Some records
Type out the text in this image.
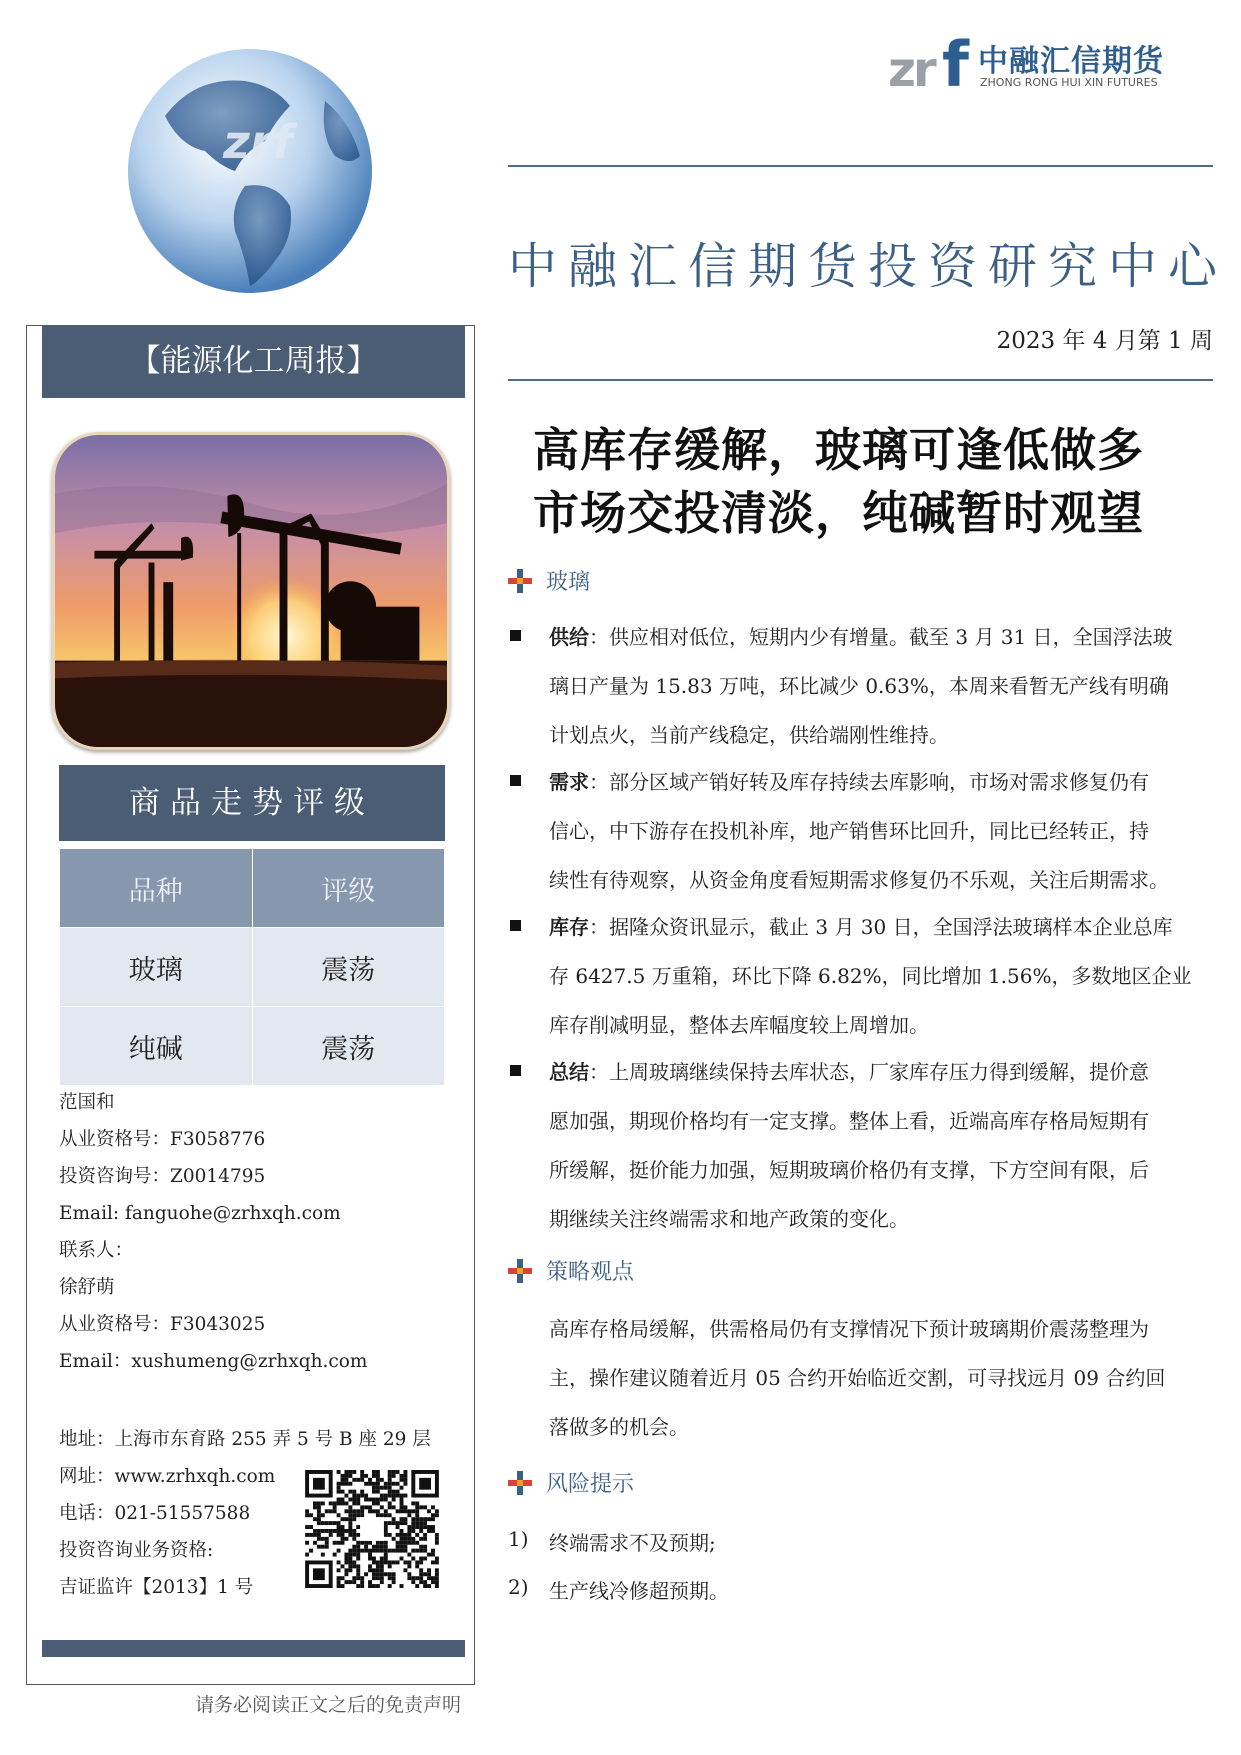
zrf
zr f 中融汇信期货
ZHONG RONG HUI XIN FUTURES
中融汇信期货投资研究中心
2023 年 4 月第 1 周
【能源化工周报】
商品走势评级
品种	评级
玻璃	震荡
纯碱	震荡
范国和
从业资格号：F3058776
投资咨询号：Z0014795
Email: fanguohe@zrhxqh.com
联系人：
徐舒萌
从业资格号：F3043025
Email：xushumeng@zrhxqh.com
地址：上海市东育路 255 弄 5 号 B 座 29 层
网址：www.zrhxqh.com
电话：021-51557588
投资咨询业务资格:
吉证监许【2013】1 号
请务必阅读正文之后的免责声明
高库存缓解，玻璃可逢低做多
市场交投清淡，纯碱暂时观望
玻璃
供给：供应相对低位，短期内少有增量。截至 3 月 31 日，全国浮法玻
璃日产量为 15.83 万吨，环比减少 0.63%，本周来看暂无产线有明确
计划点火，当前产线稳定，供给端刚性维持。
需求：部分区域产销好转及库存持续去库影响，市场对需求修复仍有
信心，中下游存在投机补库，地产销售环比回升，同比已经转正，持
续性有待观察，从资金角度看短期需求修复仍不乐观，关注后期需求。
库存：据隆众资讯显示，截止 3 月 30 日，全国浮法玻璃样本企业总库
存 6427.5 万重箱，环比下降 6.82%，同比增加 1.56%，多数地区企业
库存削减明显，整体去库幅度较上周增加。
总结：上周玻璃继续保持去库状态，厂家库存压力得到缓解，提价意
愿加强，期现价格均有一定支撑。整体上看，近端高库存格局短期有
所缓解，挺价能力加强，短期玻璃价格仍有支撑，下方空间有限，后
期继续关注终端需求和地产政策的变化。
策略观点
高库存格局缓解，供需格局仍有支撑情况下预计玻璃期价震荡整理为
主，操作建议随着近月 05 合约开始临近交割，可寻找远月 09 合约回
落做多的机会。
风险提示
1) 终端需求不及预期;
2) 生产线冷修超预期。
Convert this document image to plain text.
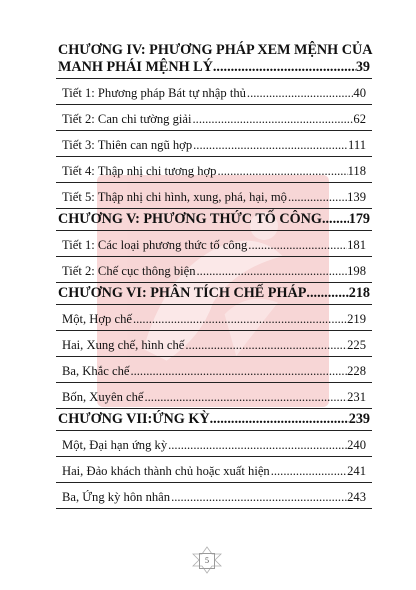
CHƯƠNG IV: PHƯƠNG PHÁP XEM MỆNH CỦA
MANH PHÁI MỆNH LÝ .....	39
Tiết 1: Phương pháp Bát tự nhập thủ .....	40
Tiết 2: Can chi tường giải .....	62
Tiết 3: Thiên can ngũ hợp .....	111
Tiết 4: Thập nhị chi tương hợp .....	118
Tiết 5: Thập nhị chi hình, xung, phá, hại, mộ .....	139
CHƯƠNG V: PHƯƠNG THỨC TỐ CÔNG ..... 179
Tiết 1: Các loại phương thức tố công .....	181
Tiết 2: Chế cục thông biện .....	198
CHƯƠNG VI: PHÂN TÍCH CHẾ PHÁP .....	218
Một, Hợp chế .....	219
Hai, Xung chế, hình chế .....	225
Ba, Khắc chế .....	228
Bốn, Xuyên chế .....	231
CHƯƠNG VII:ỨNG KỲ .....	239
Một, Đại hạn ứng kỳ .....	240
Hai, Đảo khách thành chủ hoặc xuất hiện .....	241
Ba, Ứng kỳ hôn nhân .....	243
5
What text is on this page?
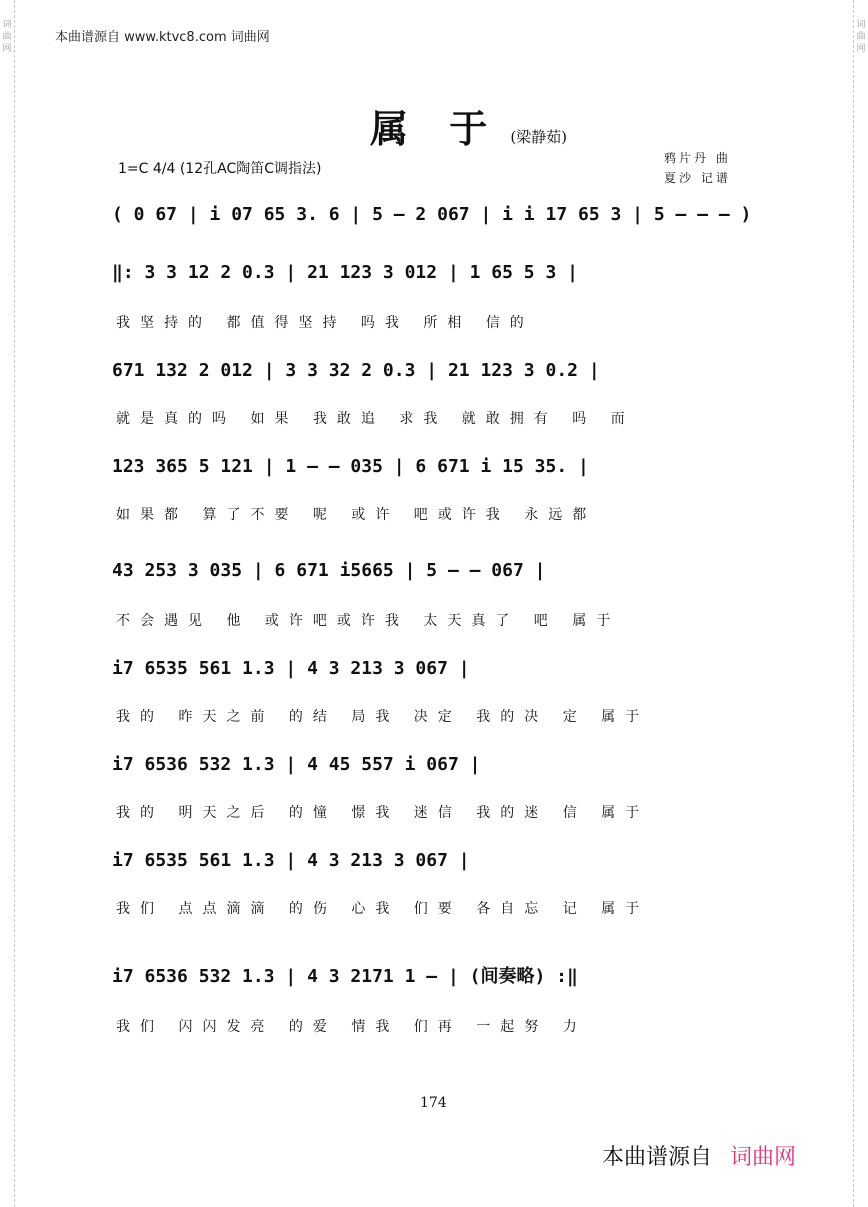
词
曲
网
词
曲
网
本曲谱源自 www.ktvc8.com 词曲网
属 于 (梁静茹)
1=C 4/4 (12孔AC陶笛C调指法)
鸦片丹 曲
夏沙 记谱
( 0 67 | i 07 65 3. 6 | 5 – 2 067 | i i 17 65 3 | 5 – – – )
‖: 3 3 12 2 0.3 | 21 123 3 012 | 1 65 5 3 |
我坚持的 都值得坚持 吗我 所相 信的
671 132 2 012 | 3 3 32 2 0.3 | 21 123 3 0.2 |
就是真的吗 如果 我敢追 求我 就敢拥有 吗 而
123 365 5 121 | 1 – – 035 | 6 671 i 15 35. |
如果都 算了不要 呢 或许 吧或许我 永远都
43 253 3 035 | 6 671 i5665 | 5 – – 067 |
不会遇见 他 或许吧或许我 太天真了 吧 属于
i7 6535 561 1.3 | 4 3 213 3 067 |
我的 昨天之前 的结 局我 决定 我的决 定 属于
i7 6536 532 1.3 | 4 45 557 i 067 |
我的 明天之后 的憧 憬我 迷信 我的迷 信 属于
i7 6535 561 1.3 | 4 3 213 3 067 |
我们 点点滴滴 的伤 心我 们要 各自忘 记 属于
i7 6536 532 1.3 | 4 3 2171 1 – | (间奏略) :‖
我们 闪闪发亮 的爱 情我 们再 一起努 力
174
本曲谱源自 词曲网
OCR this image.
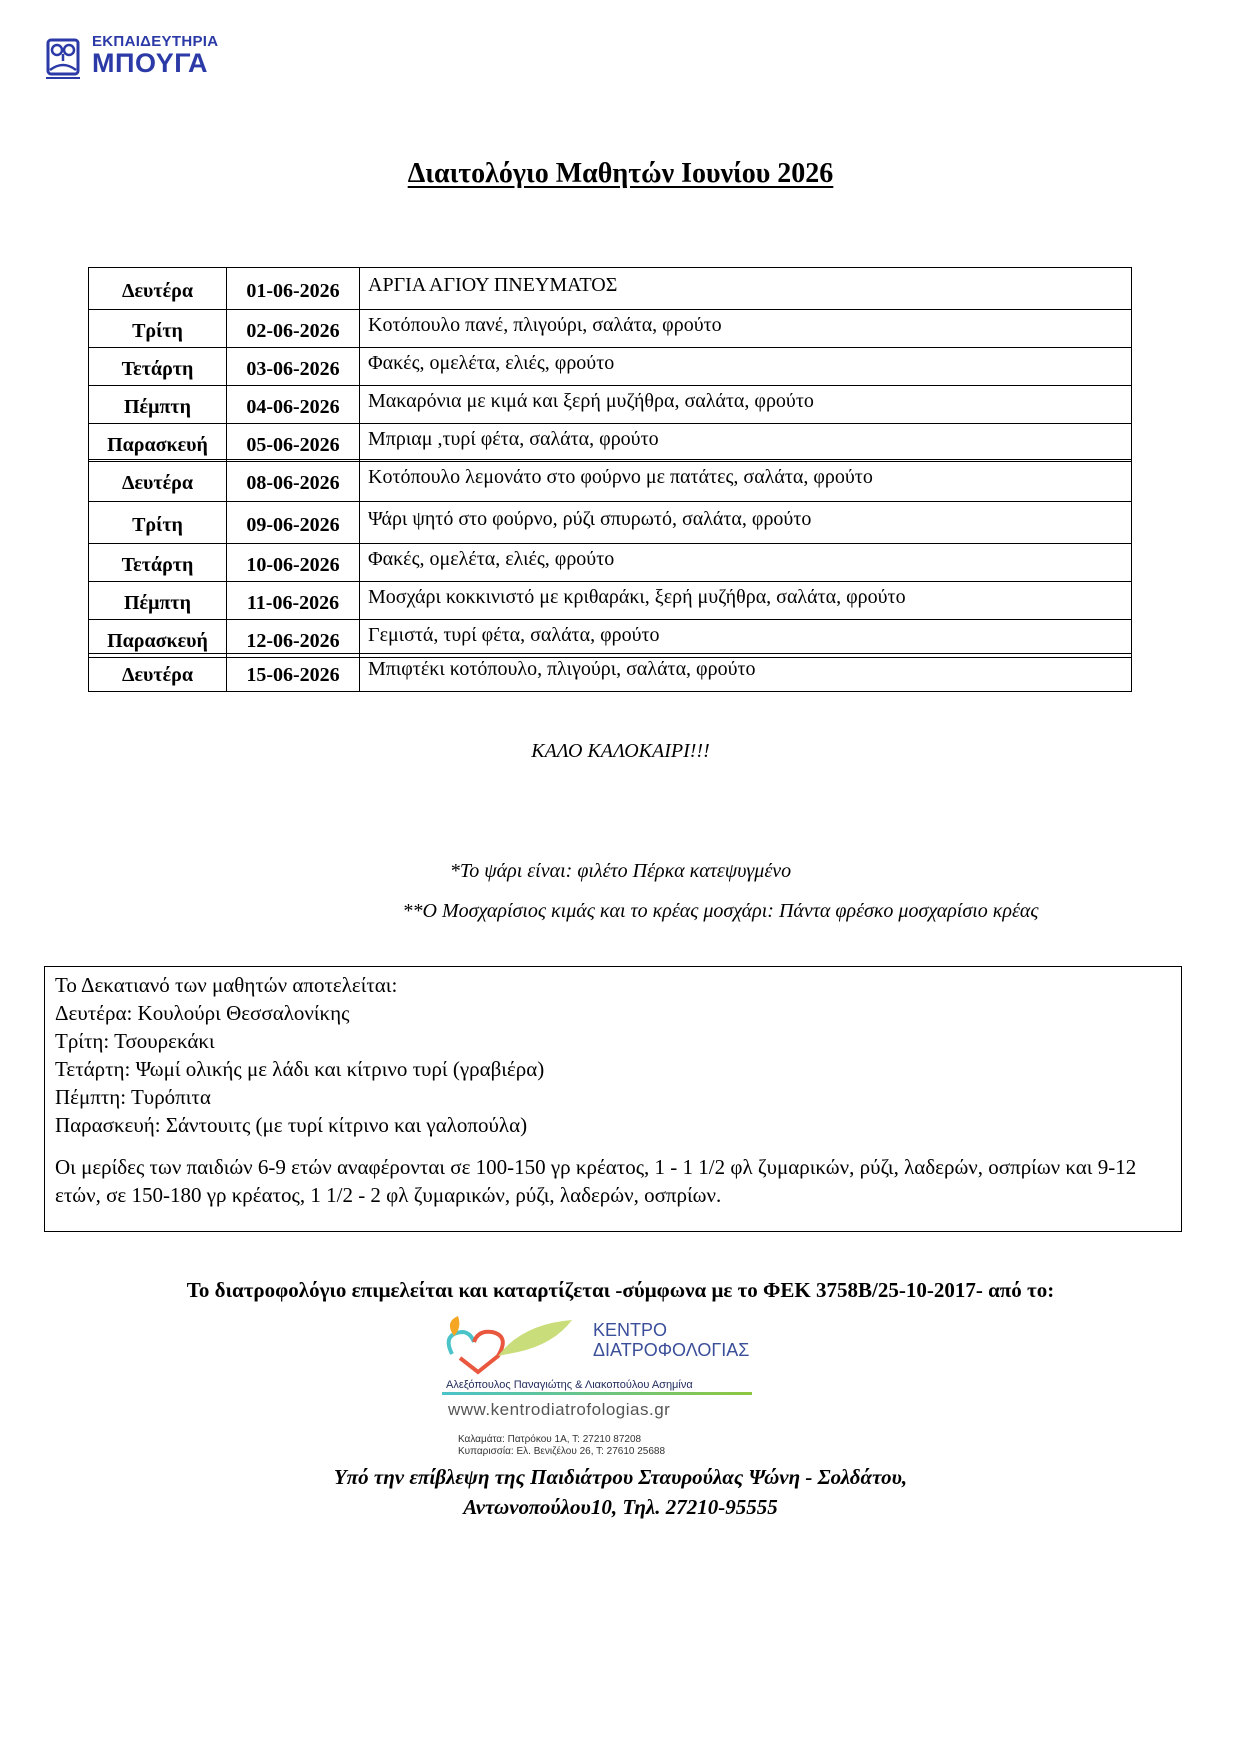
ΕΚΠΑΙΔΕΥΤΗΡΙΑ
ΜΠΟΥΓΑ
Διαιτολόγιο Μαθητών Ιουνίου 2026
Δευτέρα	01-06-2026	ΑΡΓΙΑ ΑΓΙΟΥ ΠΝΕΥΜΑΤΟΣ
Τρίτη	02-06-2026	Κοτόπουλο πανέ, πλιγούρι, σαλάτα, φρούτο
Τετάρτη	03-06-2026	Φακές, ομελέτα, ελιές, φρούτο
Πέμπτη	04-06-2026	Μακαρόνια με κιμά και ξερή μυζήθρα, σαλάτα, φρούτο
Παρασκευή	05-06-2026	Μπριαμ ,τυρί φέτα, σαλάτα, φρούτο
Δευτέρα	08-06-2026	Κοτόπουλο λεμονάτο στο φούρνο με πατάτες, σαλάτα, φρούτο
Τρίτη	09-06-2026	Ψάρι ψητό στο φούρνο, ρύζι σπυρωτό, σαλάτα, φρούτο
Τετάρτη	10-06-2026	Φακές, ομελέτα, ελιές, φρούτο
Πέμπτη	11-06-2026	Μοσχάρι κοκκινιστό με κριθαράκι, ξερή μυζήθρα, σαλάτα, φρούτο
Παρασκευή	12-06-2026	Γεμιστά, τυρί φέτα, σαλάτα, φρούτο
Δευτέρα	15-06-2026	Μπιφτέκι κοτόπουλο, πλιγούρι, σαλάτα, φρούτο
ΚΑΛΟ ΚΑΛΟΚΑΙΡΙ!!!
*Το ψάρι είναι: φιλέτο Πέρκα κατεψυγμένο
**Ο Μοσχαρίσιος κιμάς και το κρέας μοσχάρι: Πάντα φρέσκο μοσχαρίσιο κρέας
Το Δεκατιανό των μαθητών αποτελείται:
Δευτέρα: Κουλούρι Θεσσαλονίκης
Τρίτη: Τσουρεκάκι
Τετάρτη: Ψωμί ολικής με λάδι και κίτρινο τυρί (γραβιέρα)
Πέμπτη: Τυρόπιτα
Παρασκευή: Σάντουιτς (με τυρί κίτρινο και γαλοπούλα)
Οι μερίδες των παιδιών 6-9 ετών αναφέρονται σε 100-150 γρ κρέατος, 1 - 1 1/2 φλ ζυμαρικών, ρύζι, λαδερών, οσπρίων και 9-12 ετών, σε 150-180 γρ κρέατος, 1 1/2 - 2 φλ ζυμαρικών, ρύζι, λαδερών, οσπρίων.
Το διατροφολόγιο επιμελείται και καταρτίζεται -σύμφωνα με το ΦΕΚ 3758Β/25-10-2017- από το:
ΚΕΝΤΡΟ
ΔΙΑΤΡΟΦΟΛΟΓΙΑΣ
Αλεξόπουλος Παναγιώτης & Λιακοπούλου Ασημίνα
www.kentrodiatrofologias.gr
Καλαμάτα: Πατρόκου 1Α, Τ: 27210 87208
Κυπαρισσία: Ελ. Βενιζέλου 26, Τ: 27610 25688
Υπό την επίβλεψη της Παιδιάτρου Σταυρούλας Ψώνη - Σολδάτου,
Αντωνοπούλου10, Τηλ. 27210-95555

__INSTRUCTIONS FOR THE TASK__.
Work out how many lines of the listing above include "ξερή". Answer with the number and nothing more.

__TASK OUTPUT__.
2